**GIVEN DATA:**
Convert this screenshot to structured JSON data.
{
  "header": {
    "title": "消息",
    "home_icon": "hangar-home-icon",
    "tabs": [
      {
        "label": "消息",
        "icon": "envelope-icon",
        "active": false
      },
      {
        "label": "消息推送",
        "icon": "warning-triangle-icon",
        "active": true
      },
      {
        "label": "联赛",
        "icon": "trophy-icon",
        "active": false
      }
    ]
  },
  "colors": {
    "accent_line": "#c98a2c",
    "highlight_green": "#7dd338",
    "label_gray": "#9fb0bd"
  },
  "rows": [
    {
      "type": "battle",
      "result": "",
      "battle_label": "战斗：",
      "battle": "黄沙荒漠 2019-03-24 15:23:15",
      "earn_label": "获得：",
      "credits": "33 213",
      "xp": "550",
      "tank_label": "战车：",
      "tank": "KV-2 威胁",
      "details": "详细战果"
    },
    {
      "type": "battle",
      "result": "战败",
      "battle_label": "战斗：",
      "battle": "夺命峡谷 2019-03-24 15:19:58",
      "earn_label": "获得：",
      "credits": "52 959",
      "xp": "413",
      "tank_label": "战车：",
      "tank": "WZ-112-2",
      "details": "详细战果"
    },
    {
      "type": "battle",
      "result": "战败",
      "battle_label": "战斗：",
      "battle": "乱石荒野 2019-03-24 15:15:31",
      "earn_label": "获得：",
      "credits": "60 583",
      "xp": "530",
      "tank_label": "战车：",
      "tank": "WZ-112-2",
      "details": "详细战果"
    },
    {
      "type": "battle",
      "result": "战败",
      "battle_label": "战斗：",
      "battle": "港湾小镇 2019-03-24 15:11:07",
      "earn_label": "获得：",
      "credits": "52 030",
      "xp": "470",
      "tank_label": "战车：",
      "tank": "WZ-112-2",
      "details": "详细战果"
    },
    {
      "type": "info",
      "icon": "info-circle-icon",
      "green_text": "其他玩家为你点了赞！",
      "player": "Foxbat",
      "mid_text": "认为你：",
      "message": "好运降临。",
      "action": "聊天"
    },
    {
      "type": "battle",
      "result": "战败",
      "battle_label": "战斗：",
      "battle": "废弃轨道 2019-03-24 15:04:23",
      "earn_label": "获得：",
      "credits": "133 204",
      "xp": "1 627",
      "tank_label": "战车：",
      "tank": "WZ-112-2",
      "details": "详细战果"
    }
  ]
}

**STATED PROBLEM:**
Say how many lines in the listing above include "icon". Give nothing but the number.

**FINISHED ANSWER:**
5